**Given records:**
· · ·
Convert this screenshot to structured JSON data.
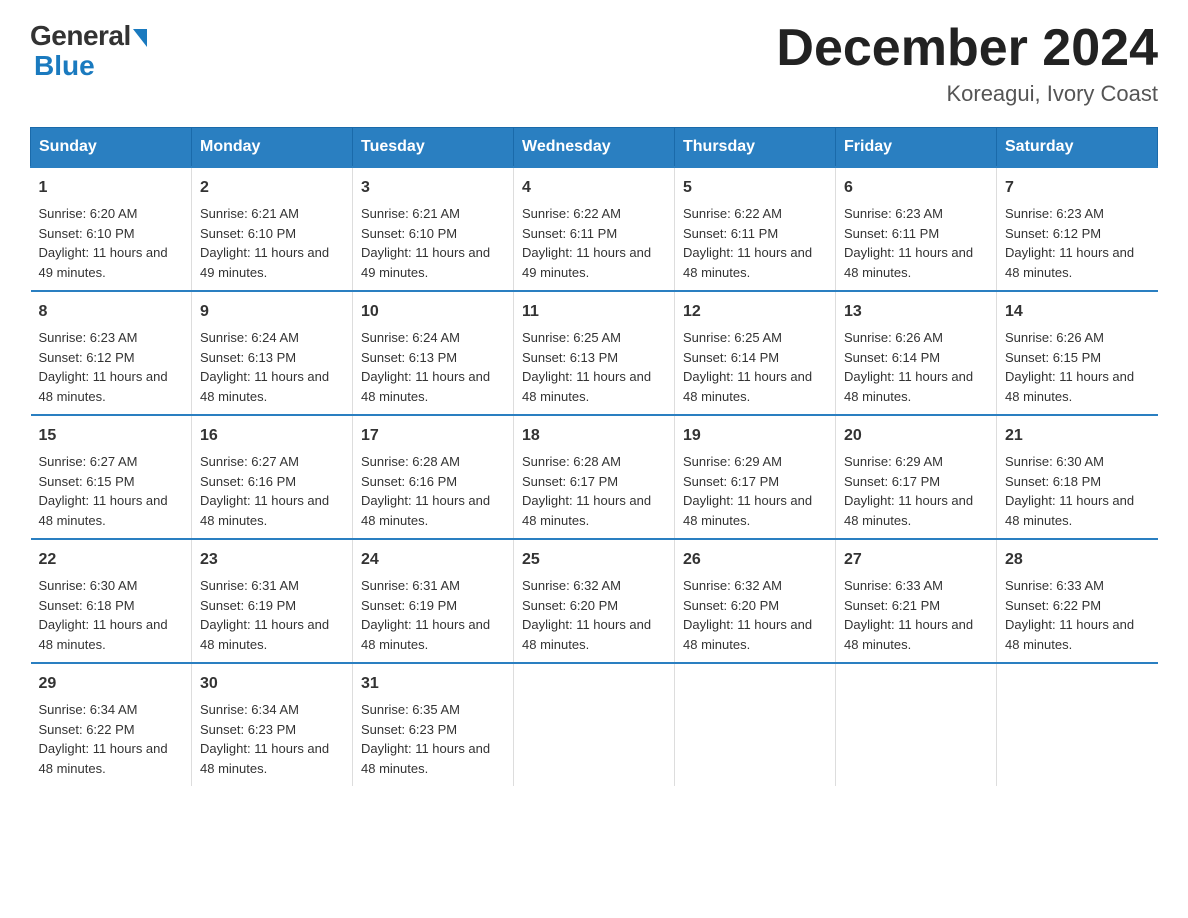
{
  "logo": {
    "general": "General",
    "blue": "Blue",
    "tagline": "Blue"
  },
  "title": "December 2024",
  "location": "Koreagui, Ivory Coast",
  "headers": [
    "Sunday",
    "Monday",
    "Tuesday",
    "Wednesday",
    "Thursday",
    "Friday",
    "Saturday"
  ],
  "weeks": [
    [
      {
        "day": "1",
        "sunrise": "6:20 AM",
        "sunset": "6:10 PM",
        "daylight": "11 hours and 49 minutes."
      },
      {
        "day": "2",
        "sunrise": "6:21 AM",
        "sunset": "6:10 PM",
        "daylight": "11 hours and 49 minutes."
      },
      {
        "day": "3",
        "sunrise": "6:21 AM",
        "sunset": "6:10 PM",
        "daylight": "11 hours and 49 minutes."
      },
      {
        "day": "4",
        "sunrise": "6:22 AM",
        "sunset": "6:11 PM",
        "daylight": "11 hours and 49 minutes."
      },
      {
        "day": "5",
        "sunrise": "6:22 AM",
        "sunset": "6:11 PM",
        "daylight": "11 hours and 48 minutes."
      },
      {
        "day": "6",
        "sunrise": "6:23 AM",
        "sunset": "6:11 PM",
        "daylight": "11 hours and 48 minutes."
      },
      {
        "day": "7",
        "sunrise": "6:23 AM",
        "sunset": "6:12 PM",
        "daylight": "11 hours and 48 minutes."
      }
    ],
    [
      {
        "day": "8",
        "sunrise": "6:23 AM",
        "sunset": "6:12 PM",
        "daylight": "11 hours and 48 minutes."
      },
      {
        "day": "9",
        "sunrise": "6:24 AM",
        "sunset": "6:13 PM",
        "daylight": "11 hours and 48 minutes."
      },
      {
        "day": "10",
        "sunrise": "6:24 AM",
        "sunset": "6:13 PM",
        "daylight": "11 hours and 48 minutes."
      },
      {
        "day": "11",
        "sunrise": "6:25 AM",
        "sunset": "6:13 PM",
        "daylight": "11 hours and 48 minutes."
      },
      {
        "day": "12",
        "sunrise": "6:25 AM",
        "sunset": "6:14 PM",
        "daylight": "11 hours and 48 minutes."
      },
      {
        "day": "13",
        "sunrise": "6:26 AM",
        "sunset": "6:14 PM",
        "daylight": "11 hours and 48 minutes."
      },
      {
        "day": "14",
        "sunrise": "6:26 AM",
        "sunset": "6:15 PM",
        "daylight": "11 hours and 48 minutes."
      }
    ],
    [
      {
        "day": "15",
        "sunrise": "6:27 AM",
        "sunset": "6:15 PM",
        "daylight": "11 hours and 48 minutes."
      },
      {
        "day": "16",
        "sunrise": "6:27 AM",
        "sunset": "6:16 PM",
        "daylight": "11 hours and 48 minutes."
      },
      {
        "day": "17",
        "sunrise": "6:28 AM",
        "sunset": "6:16 PM",
        "daylight": "11 hours and 48 minutes."
      },
      {
        "day": "18",
        "sunrise": "6:28 AM",
        "sunset": "6:17 PM",
        "daylight": "11 hours and 48 minutes."
      },
      {
        "day": "19",
        "sunrise": "6:29 AM",
        "sunset": "6:17 PM",
        "daylight": "11 hours and 48 minutes."
      },
      {
        "day": "20",
        "sunrise": "6:29 AM",
        "sunset": "6:17 PM",
        "daylight": "11 hours and 48 minutes."
      },
      {
        "day": "21",
        "sunrise": "6:30 AM",
        "sunset": "6:18 PM",
        "daylight": "11 hours and 48 minutes."
      }
    ],
    [
      {
        "day": "22",
        "sunrise": "6:30 AM",
        "sunset": "6:18 PM",
        "daylight": "11 hours and 48 minutes."
      },
      {
        "day": "23",
        "sunrise": "6:31 AM",
        "sunset": "6:19 PM",
        "daylight": "11 hours and 48 minutes."
      },
      {
        "day": "24",
        "sunrise": "6:31 AM",
        "sunset": "6:19 PM",
        "daylight": "11 hours and 48 minutes."
      },
      {
        "day": "25",
        "sunrise": "6:32 AM",
        "sunset": "6:20 PM",
        "daylight": "11 hours and 48 minutes."
      },
      {
        "day": "26",
        "sunrise": "6:32 AM",
        "sunset": "6:20 PM",
        "daylight": "11 hours and 48 minutes."
      },
      {
        "day": "27",
        "sunrise": "6:33 AM",
        "sunset": "6:21 PM",
        "daylight": "11 hours and 48 minutes."
      },
      {
        "day": "28",
        "sunrise": "6:33 AM",
        "sunset": "6:22 PM",
        "daylight": "11 hours and 48 minutes."
      }
    ],
    [
      {
        "day": "29",
        "sunrise": "6:34 AM",
        "sunset": "6:22 PM",
        "daylight": "11 hours and 48 minutes."
      },
      {
        "day": "30",
        "sunrise": "6:34 AM",
        "sunset": "6:23 PM",
        "daylight": "11 hours and 48 minutes."
      },
      {
        "day": "31",
        "sunrise": "6:35 AM",
        "sunset": "6:23 PM",
        "daylight": "11 hours and 48 minutes."
      },
      null,
      null,
      null,
      null
    ]
  ],
  "cell_labels": {
    "sunrise": "Sunrise: ",
    "sunset": "Sunset: ",
    "daylight": "Daylight: "
  }
}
· · ·
**Task prompt:**
Retype the listing exactly. Pictures do not belong in the copy.

**Written response:**
Convert this screenshot to structured JSON data.
{
  "logo": {
    "general": "General",
    "blue": "Blue",
    "tagline": "Blue"
  },
  "title": "December 2024",
  "location": "Koreagui, Ivory Coast",
  "headers": [
    "Sunday",
    "Monday",
    "Tuesday",
    "Wednesday",
    "Thursday",
    "Friday",
    "Saturday"
  ],
  "weeks": [
    [
      {
        "day": "1",
        "sunrise": "6:20 AM",
        "sunset": "6:10 PM",
        "daylight": "11 hours and 49 minutes."
      },
      {
        "day": "2",
        "sunrise": "6:21 AM",
        "sunset": "6:10 PM",
        "daylight": "11 hours and 49 minutes."
      },
      {
        "day": "3",
        "sunrise": "6:21 AM",
        "sunset": "6:10 PM",
        "daylight": "11 hours and 49 minutes."
      },
      {
        "day": "4",
        "sunrise": "6:22 AM",
        "sunset": "6:11 PM",
        "daylight": "11 hours and 49 minutes."
      },
      {
        "day": "5",
        "sunrise": "6:22 AM",
        "sunset": "6:11 PM",
        "daylight": "11 hours and 48 minutes."
      },
      {
        "day": "6",
        "sunrise": "6:23 AM",
        "sunset": "6:11 PM",
        "daylight": "11 hours and 48 minutes."
      },
      {
        "day": "7",
        "sunrise": "6:23 AM",
        "sunset": "6:12 PM",
        "daylight": "11 hours and 48 minutes."
      }
    ],
    [
      {
        "day": "8",
        "sunrise": "6:23 AM",
        "sunset": "6:12 PM",
        "daylight": "11 hours and 48 minutes."
      },
      {
        "day": "9",
        "sunrise": "6:24 AM",
        "sunset": "6:13 PM",
        "daylight": "11 hours and 48 minutes."
      },
      {
        "day": "10",
        "sunrise": "6:24 AM",
        "sunset": "6:13 PM",
        "daylight": "11 hours and 48 minutes."
      },
      {
        "day": "11",
        "sunrise": "6:25 AM",
        "sunset": "6:13 PM",
        "daylight": "11 hours and 48 minutes."
      },
      {
        "day": "12",
        "sunrise": "6:25 AM",
        "sunset": "6:14 PM",
        "daylight": "11 hours and 48 minutes."
      },
      {
        "day": "13",
        "sunrise": "6:26 AM",
        "sunset": "6:14 PM",
        "daylight": "11 hours and 48 minutes."
      },
      {
        "day": "14",
        "sunrise": "6:26 AM",
        "sunset": "6:15 PM",
        "daylight": "11 hours and 48 minutes."
      }
    ],
    [
      {
        "day": "15",
        "sunrise": "6:27 AM",
        "sunset": "6:15 PM",
        "daylight": "11 hours and 48 minutes."
      },
      {
        "day": "16",
        "sunrise": "6:27 AM",
        "sunset": "6:16 PM",
        "daylight": "11 hours and 48 minutes."
      },
      {
        "day": "17",
        "sunrise": "6:28 AM",
        "sunset": "6:16 PM",
        "daylight": "11 hours and 48 minutes."
      },
      {
        "day": "18",
        "sunrise": "6:28 AM",
        "sunset": "6:17 PM",
        "daylight": "11 hours and 48 minutes."
      },
      {
        "day": "19",
        "sunrise": "6:29 AM",
        "sunset": "6:17 PM",
        "daylight": "11 hours and 48 minutes."
      },
      {
        "day": "20",
        "sunrise": "6:29 AM",
        "sunset": "6:17 PM",
        "daylight": "11 hours and 48 minutes."
      },
      {
        "day": "21",
        "sunrise": "6:30 AM",
        "sunset": "6:18 PM",
        "daylight": "11 hours and 48 minutes."
      }
    ],
    [
      {
        "day": "22",
        "sunrise": "6:30 AM",
        "sunset": "6:18 PM",
        "daylight": "11 hours and 48 minutes."
      },
      {
        "day": "23",
        "sunrise": "6:31 AM",
        "sunset": "6:19 PM",
        "daylight": "11 hours and 48 minutes."
      },
      {
        "day": "24",
        "sunrise": "6:31 AM",
        "sunset": "6:19 PM",
        "daylight": "11 hours and 48 minutes."
      },
      {
        "day": "25",
        "sunrise": "6:32 AM",
        "sunset": "6:20 PM",
        "daylight": "11 hours and 48 minutes."
      },
      {
        "day": "26",
        "sunrise": "6:32 AM",
        "sunset": "6:20 PM",
        "daylight": "11 hours and 48 minutes."
      },
      {
        "day": "27",
        "sunrise": "6:33 AM",
        "sunset": "6:21 PM",
        "daylight": "11 hours and 48 minutes."
      },
      {
        "day": "28",
        "sunrise": "6:33 AM",
        "sunset": "6:22 PM",
        "daylight": "11 hours and 48 minutes."
      }
    ],
    [
      {
        "day": "29",
        "sunrise": "6:34 AM",
        "sunset": "6:22 PM",
        "daylight": "11 hours and 48 minutes."
      },
      {
        "day": "30",
        "sunrise": "6:34 AM",
        "sunset": "6:23 PM",
        "daylight": "11 hours and 48 minutes."
      },
      {
        "day": "31",
        "sunrise": "6:35 AM",
        "sunset": "6:23 PM",
        "daylight": "11 hours and 48 minutes."
      },
      null,
      null,
      null,
      null
    ]
  ],
  "cell_labels": {
    "sunrise": "Sunrise: ",
    "sunset": "Sunset: ",
    "daylight": "Daylight: "
  }
}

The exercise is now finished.